= Given records =
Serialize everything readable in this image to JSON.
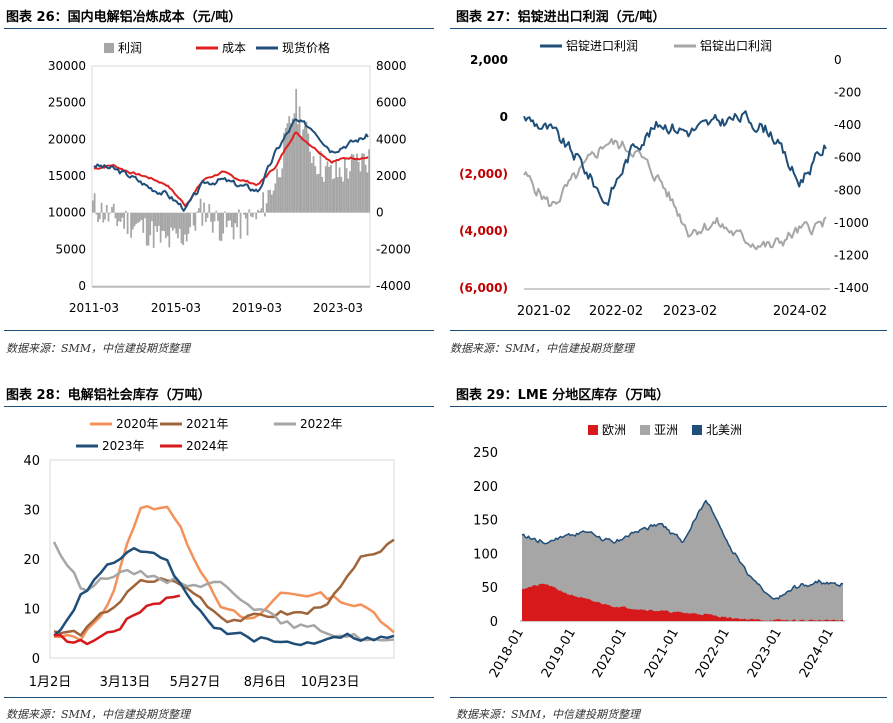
{
  "panels": [
    {
      "title": "图表 26：国内电解铝冶炼成本（元/吨）",
      "source": "数据来源：SMM，中信建投期货整理"
    },
    {
      "title": "图表 27：铝锭进出口利润（元/吨）",
      "source": "数据来源：SMM，中信建投期货整理"
    },
    {
      "title": "图表 28：电解铝社会库存（万吨）",
      "source": "数据来源：SMM，中信建投期货整理"
    },
    {
      "title": "图表 29：LME 分地区库存（万吨）",
      "source": "数据来源：SMM，中信建投期货整理"
    }
  ],
  "chart_data": [
    {
      "type": "line",
      "legend": [
        "利润",
        "成本",
        "现货价格"
      ],
      "colors": {
        "利润": "#a6a6a6",
        "成本": "#e02020",
        "现货价格": "#1f4e79"
      },
      "x_ticks": [
        "2011-03",
        "2015-03",
        "2019-03",
        "2023-03"
      ],
      "y_left": {
        "range": [
          0,
          30000
        ],
        "ticks": [
          "0",
          "5000",
          "10000",
          "15000",
          "20000",
          "25000",
          "30000"
        ]
      },
      "y_right": {
        "range": [
          -4000,
          8000
        ],
        "ticks": [
          "-4000",
          "-2000",
          "0",
          "2000",
          "4000",
          "6000",
          "8000"
        ]
      },
      "x": [
        "2011-03",
        "2012-03",
        "2013-03",
        "2014-03",
        "2015-03",
        "2016-03",
        "2017-03",
        "2018-03",
        "2019-03",
        "2020-03",
        "2021-03",
        "2021-10",
        "2022-03",
        "2023-03",
        "2024-03",
        "2024-06"
      ],
      "series": [
        {
          "name": "成本",
          "axis": "left",
          "values": [
            16000,
            16500,
            15500,
            14800,
            13800,
            11000,
            14500,
            15500,
            14500,
            13800,
            16500,
            21000,
            19000,
            17000,
            17500,
            17500
          ]
        },
        {
          "name": "现货价格",
          "axis": "left",
          "values": [
            16500,
            16000,
            15000,
            13500,
            12500,
            10500,
            14000,
            14500,
            13700,
            13000,
            18500,
            22500,
            21500,
            18500,
            19500,
            20500
          ]
        },
        {
          "name": "利润",
          "axis": "right",
          "values": [
            400,
            -300,
            -500,
            -1000,
            -1600,
            -1200,
            200,
            -800,
            -700,
            -200,
            2000,
            6000,
            3000,
            2000,
            2500,
            3000
          ]
        }
      ]
    },
    {
      "type": "line",
      "legend": [
        "铝锭进口利润",
        "铝锭出口利润"
      ],
      "colors": {
        "铝锭进口利润": "#1f4e79",
        "铝锭出口利润": "#a6a6a6"
      },
      "x_ticks": [
        "2021-02",
        "2022-02",
        "2023-02",
        "2024-02"
      ],
      "y_left": {
        "range": [
          -6000,
          2000
        ],
        "ticks": [
          "2,000",
          "0",
          "(2,000)",
          "(4,000)",
          "(6,000)"
        ]
      },
      "y_right": {
        "range": [
          -1400,
          0
        ],
        "ticks": [
          "0",
          "-200",
          "-400",
          "-600",
          "-800",
          "-1000",
          "-1200",
          "-1400"
        ]
      },
      "x": [
        "2021-02",
        "2021-06",
        "2021-10",
        "2022-02",
        "2022-06",
        "2022-10",
        "2023-02",
        "2023-06",
        "2023-10",
        "2024-02",
        "2024-05",
        "2024-06"
      ],
      "series": [
        {
          "name": "铝锭进口利润",
          "axis": "left",
          "values": [
            0,
            -500,
            -1500,
            -3000,
            -1000,
            -200,
            -500,
            -200,
            0,
            -500,
            -2300,
            -1000
          ]
        },
        {
          "name": "铝锭出口利润",
          "axis": "right",
          "values": [
            -700,
            -900,
            -700,
            -500,
            -550,
            -750,
            -1050,
            -1000,
            -1100,
            -1150,
            -1050,
            -1000
          ]
        }
      ]
    },
    {
      "type": "line",
      "legend": [
        "2020年",
        "2021年",
        "2022年",
        "2023年",
        "2024年"
      ],
      "colors": {
        "2020年": "#f4915a",
        "2021年": "#a0643a",
        "2022年": "#a6a6a6",
        "2023年": "#1f4e79",
        "2024年": "#d7191c"
      },
      "x_ticks": [
        "1月2日",
        "3月13日",
        "5月27日",
        "8月6日",
        "10月23日"
      ],
      "ylim": [
        0,
        40
      ],
      "y_ticks": [
        "0",
        "10",
        "20",
        "30",
        "40"
      ],
      "series": [
        {
          "name": "2020年",
          "values": [
            4,
            4,
            12,
            30,
            31,
            20,
            10,
            7,
            13,
            13,
            12,
            10,
            6
          ]
        },
        {
          "name": "2021年",
          "values": [
            5,
            5,
            10,
            15,
            16,
            13,
            8,
            8,
            9,
            9,
            13,
            21,
            23
          ]
        },
        {
          "name": "2022年",
          "values": [
            23,
            14,
            17,
            17,
            16,
            15,
            15,
            11,
            7,
            6,
            5,
            4,
            3
          ]
        },
        {
          "name": "2023年",
          "values": [
            4,
            13,
            19,
            22,
            19,
            10,
            5,
            4,
            3,
            3,
            5,
            4,
            4
          ]
        },
        {
          "name": "2024年",
          "values": [
            4,
            3,
            6,
            11,
            13
          ]
        }
      ]
    },
    {
      "type": "area",
      "stacked": true,
      "legend": [
        "欧洲",
        "亚洲",
        "北美洲"
      ],
      "colors": {
        "欧洲": "#d7191c",
        "亚洲": "#a6a6a6",
        "北美洲": "#1f4e79"
      },
      "x_ticks": [
        "2018-01",
        "2019-01",
        "2020-01",
        "2021-01",
        "2022-01",
        "2023-01",
        "2024-01"
      ],
      "ylim": [
        0,
        250
      ],
      "y_ticks": [
        "0",
        "50",
        "100",
        "150",
        "200",
        "250"
      ],
      "x": [
        "2018-01",
        "2018-07",
        "2019-01",
        "2019-07",
        "2020-01",
        "2020-07",
        "2021-01",
        "2021-04",
        "2021-07",
        "2022-01",
        "2022-07",
        "2023-01",
        "2023-07",
        "2024-01",
        "2024-06"
      ],
      "series": [
        {
          "name": "欧洲",
          "values": [
            48,
            55,
            40,
            30,
            22,
            18,
            15,
            12,
            10,
            5,
            2,
            1,
            1,
            1,
            1
          ]
        },
        {
          "name": "亚洲",
          "values": [
            78,
            60,
            88,
            100,
            92,
            115,
            128,
            105,
            170,
            110,
            60,
            27,
            50,
            55,
            52
          ]
        },
        {
          "name": "北美洲",
          "values": [
            1,
            1,
            1,
            1,
            1,
            1,
            1,
            1,
            1,
            1,
            1,
            1,
            1,
            1,
            1
          ]
        }
      ]
    }
  ]
}
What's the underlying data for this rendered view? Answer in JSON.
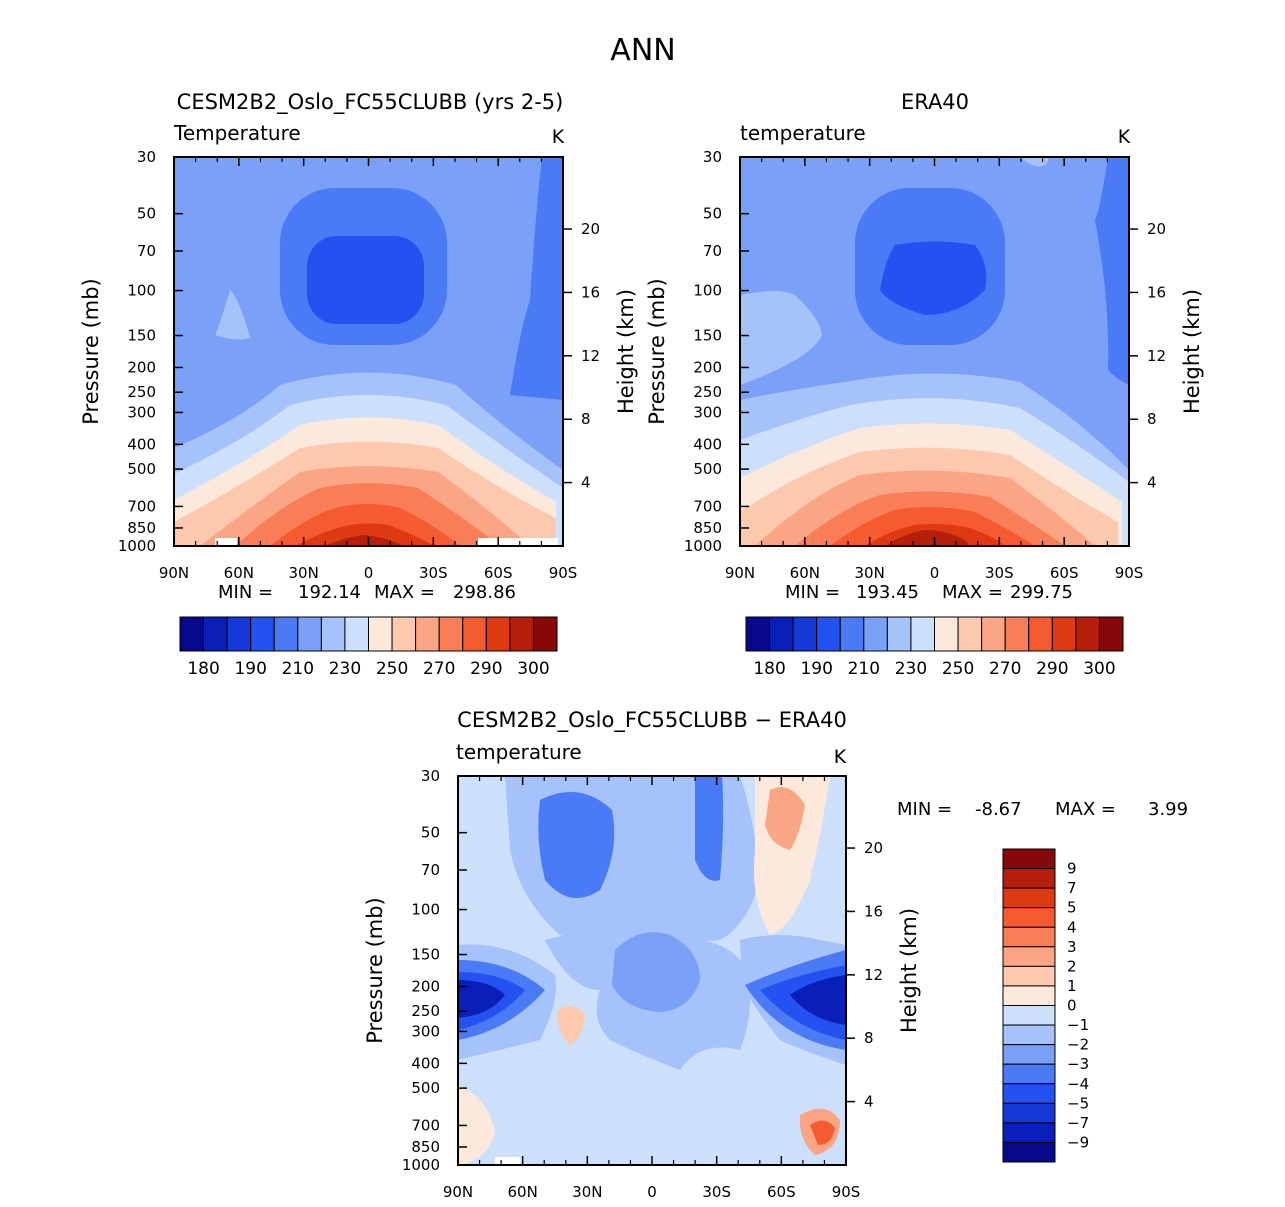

= Exercise prompt =
Find how many of the lines above have the word "title" in them. State only that number.

= The solution =
4